PROBLEM TO WORK ON
Restate each line of the listing exactly, without carrying over any pictures.

- - - - -

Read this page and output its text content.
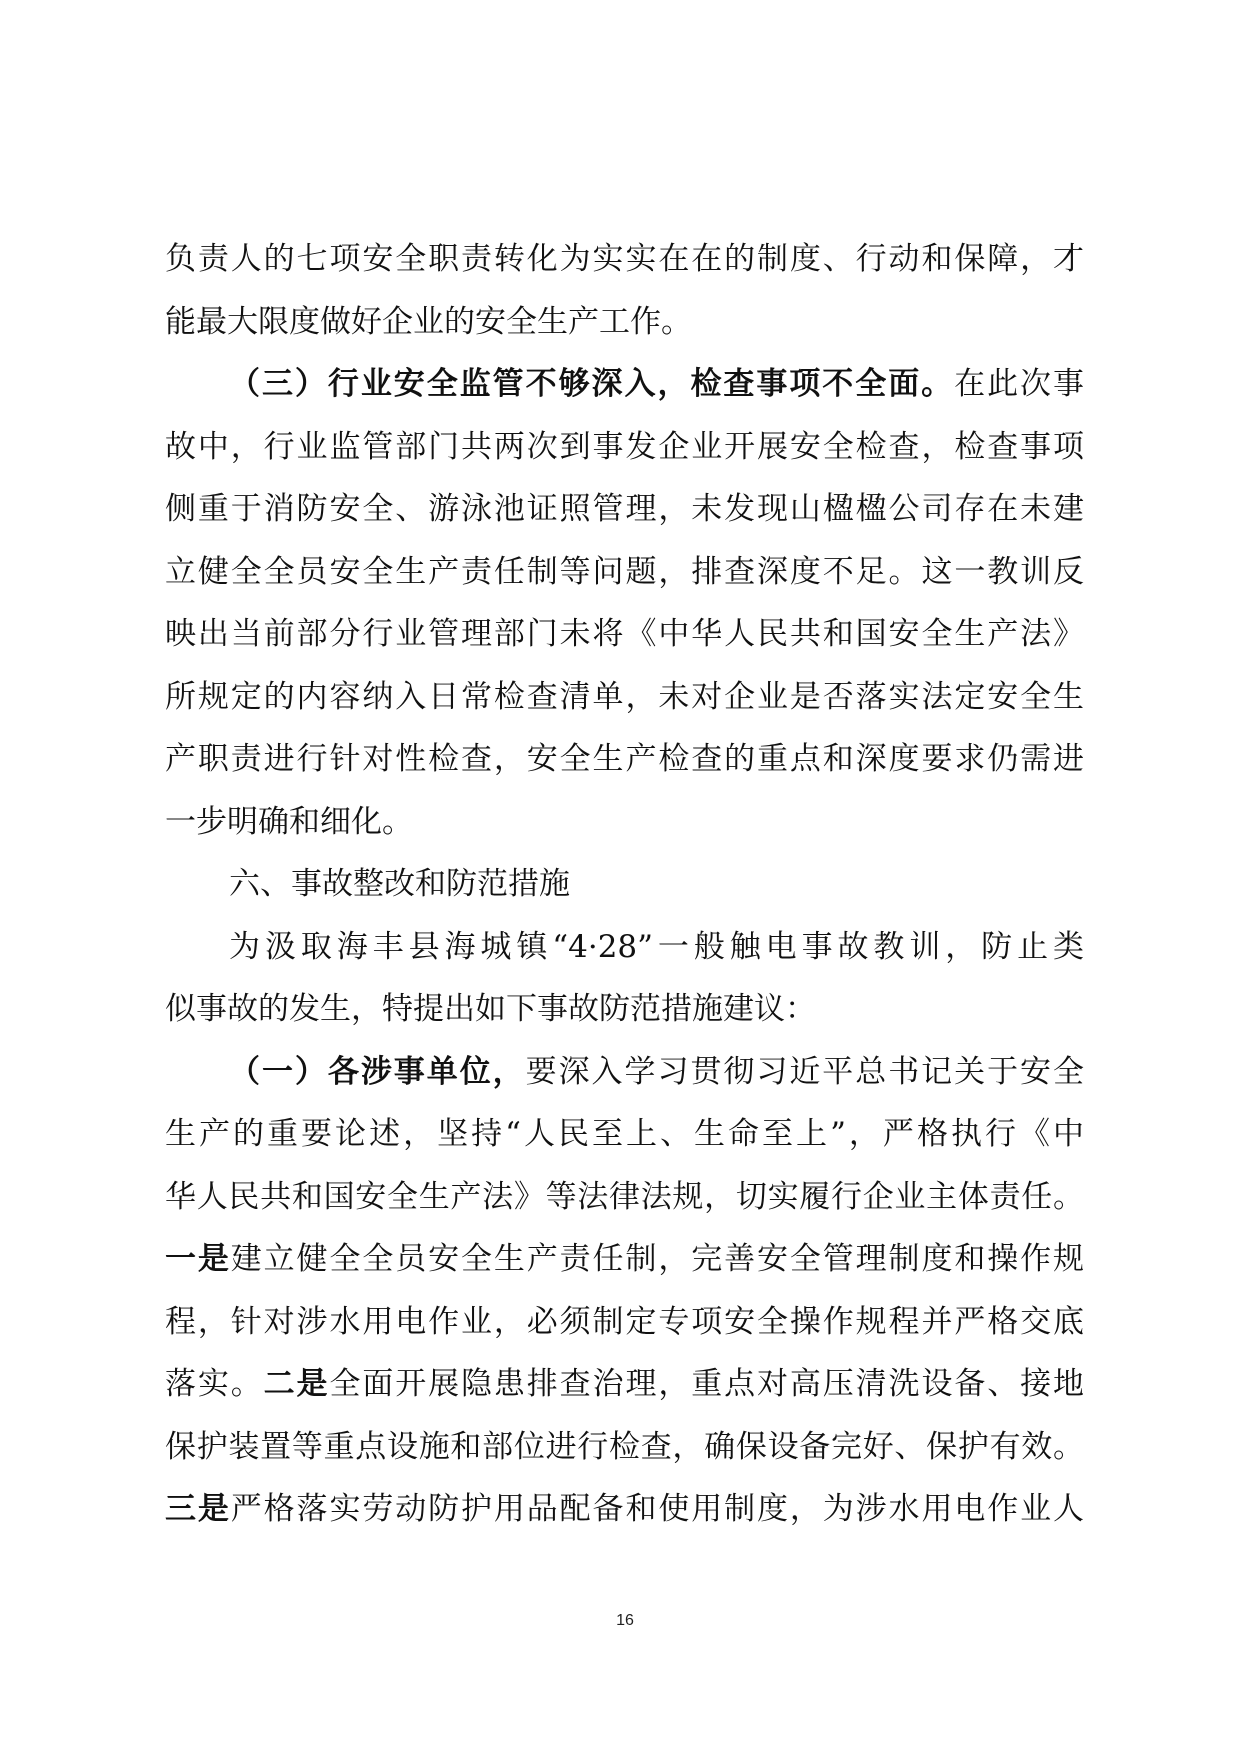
负责人的七项安全职责转化为实实在在的制度、行动和保障，才
能最大限度做好企业的安全生产工作。
（三）行业安全监管不够深入，检查事项不全面。在此次事
故中，行业监管部门共两次到事发企业开展安全检查，检查事项
侧重于消防安全、游泳池证照管理，未发现山楹楹公司存在未建
立健全全员安全生产责任制等问题，排查深度不足。这一教训反
映出当前部分行业管理部门未将《中华人民共和国安全生产法》
所规定的内容纳入日常检查清单，未对企业是否落实法定安全生
产职责进行针对性检查，安全生产检查的重点和深度要求仍需进
一步明确和细化。
六、事故整改和防范措施
为汲取海丰县海城镇“4·28”一般触电事故教训，防止类
似事故的发生，特提出如下事故防范措施建议：
（一）各涉事单位，要深入学习贯彻习近平总书记关于安全
生产的重要论述，坚持“人民至上、生命至上”，严格执行《中
华人民共和国安全生产法》等法律法规，切实履行企业主体责任。
一是建立健全全员安全生产责任制，完善安全管理制度和操作规
程，针对涉水用电作业，必须制定专项安全操作规程并严格交底
落实。二是全面开展隐患排查治理，重点对高压清洗设备、接地
保护装置等重点设施和部位进行检查，确保设备完好、保护有效。
三是严格落实劳动防护用品配备和使用制度，为涉水用电作业人
16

- - - - -

TASK RESULT
Read this page and output its text content.
负责人的七项安全职责转化为实实在在的制度、行动和保障，才
能最大限度做好企业的安全生产工作。
（三）行业安全监管不够深入，检查事项不全面。在此次事
故中，行业监管部门共两次到事发企业开展安全检查，检查事项
侧重于消防安全、游泳池证照管理，未发现山楹楹公司存在未建
立健全全员安全生产责任制等问题，排查深度不足。这一教训反
映出当前部分行业管理部门未将《中华人民共和国安全生产法》
所规定的内容纳入日常检查清单，未对企业是否落实法定安全生
产职责进行针对性检查，安全生产检查的重点和深度要求仍需进
一步明确和细化。
六、事故整改和防范措施
为汲取海丰县海城镇“4·28”一般触电事故教训，防止类
似事故的发生，特提出如下事故防范措施建议：
（一）各涉事单位，要深入学习贯彻习近平总书记关于安全
生产的重要论述，坚持“人民至上、生命至上”，严格执行《中
华人民共和国安全生产法》等法律法规，切实履行企业主体责任。
一是建立健全全员安全生产责任制，完善安全管理制度和操作规
程，针对涉水用电作业，必须制定专项安全操作规程并严格交底
落实。二是全面开展隐患排查治理，重点对高压清洗设备、接地
保护装置等重点设施和部位进行检查，确保设备完好、保护有效。
三是严格落实劳动防护用品配备和使用制度，为涉水用电作业人
16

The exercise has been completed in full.